Pick out the lines below that include the string "todo".

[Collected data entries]
begin
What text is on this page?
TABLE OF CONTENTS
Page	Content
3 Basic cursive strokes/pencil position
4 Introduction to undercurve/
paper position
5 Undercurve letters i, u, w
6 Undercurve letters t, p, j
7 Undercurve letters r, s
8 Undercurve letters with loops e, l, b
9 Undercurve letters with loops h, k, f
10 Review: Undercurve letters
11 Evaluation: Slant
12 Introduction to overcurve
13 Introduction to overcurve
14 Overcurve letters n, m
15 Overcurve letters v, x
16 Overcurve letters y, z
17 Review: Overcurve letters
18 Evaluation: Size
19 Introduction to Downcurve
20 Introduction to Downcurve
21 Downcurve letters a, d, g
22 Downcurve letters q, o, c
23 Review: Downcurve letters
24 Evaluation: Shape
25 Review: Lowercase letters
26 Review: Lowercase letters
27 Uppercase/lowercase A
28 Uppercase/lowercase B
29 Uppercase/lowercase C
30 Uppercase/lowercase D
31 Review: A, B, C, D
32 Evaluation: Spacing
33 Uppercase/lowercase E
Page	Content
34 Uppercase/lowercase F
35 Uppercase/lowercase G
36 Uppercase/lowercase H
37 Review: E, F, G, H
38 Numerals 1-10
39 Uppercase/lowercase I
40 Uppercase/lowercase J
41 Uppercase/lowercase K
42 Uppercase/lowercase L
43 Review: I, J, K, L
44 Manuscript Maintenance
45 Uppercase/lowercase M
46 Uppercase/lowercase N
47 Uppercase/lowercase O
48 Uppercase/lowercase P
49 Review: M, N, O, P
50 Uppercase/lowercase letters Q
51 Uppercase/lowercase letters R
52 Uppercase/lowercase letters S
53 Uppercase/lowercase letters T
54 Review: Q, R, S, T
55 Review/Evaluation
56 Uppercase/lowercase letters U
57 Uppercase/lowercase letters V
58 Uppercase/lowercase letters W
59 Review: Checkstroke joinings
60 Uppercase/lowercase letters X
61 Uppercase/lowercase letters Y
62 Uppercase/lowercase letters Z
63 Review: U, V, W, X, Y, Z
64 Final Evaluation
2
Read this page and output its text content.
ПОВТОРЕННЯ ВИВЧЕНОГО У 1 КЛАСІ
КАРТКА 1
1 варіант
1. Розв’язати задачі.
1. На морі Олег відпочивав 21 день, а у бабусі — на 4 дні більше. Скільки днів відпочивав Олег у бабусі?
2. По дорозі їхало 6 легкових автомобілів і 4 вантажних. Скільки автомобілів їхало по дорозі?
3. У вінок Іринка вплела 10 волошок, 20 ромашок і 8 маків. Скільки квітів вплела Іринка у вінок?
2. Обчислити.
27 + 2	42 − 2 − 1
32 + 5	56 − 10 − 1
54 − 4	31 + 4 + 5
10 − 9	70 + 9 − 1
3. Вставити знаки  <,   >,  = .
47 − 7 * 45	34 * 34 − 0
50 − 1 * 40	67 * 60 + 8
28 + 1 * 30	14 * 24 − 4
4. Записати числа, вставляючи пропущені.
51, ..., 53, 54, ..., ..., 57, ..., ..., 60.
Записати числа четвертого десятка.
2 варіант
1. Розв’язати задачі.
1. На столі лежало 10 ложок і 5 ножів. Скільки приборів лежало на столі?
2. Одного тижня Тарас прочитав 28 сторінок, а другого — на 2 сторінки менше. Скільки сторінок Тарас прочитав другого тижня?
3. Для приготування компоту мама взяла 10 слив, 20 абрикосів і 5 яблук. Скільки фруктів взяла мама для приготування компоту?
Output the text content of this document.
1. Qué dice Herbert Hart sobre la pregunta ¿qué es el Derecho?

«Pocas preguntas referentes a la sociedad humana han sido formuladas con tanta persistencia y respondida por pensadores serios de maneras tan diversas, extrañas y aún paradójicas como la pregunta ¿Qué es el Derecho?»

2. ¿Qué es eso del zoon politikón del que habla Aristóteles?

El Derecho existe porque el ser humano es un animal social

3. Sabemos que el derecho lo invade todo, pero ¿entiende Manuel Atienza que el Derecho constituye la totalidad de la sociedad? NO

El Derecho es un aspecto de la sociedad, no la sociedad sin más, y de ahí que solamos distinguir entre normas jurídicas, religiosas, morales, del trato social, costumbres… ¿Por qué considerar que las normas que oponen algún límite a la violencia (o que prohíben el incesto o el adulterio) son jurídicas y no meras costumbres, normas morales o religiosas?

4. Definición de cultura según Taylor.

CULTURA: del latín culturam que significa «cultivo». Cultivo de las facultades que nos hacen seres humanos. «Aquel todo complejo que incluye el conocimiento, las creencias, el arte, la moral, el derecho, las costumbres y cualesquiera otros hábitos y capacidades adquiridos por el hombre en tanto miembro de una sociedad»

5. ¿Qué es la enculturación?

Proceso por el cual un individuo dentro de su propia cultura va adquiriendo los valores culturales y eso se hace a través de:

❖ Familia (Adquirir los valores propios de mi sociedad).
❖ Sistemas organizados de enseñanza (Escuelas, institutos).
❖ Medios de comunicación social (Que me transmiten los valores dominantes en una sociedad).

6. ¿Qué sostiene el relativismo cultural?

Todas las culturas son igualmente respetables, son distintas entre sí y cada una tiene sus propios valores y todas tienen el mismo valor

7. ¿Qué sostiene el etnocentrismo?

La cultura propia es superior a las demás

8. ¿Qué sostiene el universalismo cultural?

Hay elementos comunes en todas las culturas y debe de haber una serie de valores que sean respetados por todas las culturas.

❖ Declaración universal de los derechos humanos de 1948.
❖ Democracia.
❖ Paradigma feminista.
end
_The output_
3. Sabemos que el derecho lo invade todo, pero ¿entiende Manuel Atienza que el Derecho constituye la totalidad de la sociedad? NO
CULTURA: del latín culturam que significa «cultivo». Cultivo de las facultades que nos hacen seres humanos. «Aquel todo complejo que incluye el conocimiento, las creencias, el arte, la moral, el derecho, las costumbres y cualesquiera otros hábitos y capacidades adquiridos por el hombre en tanto miembro de una sociedad»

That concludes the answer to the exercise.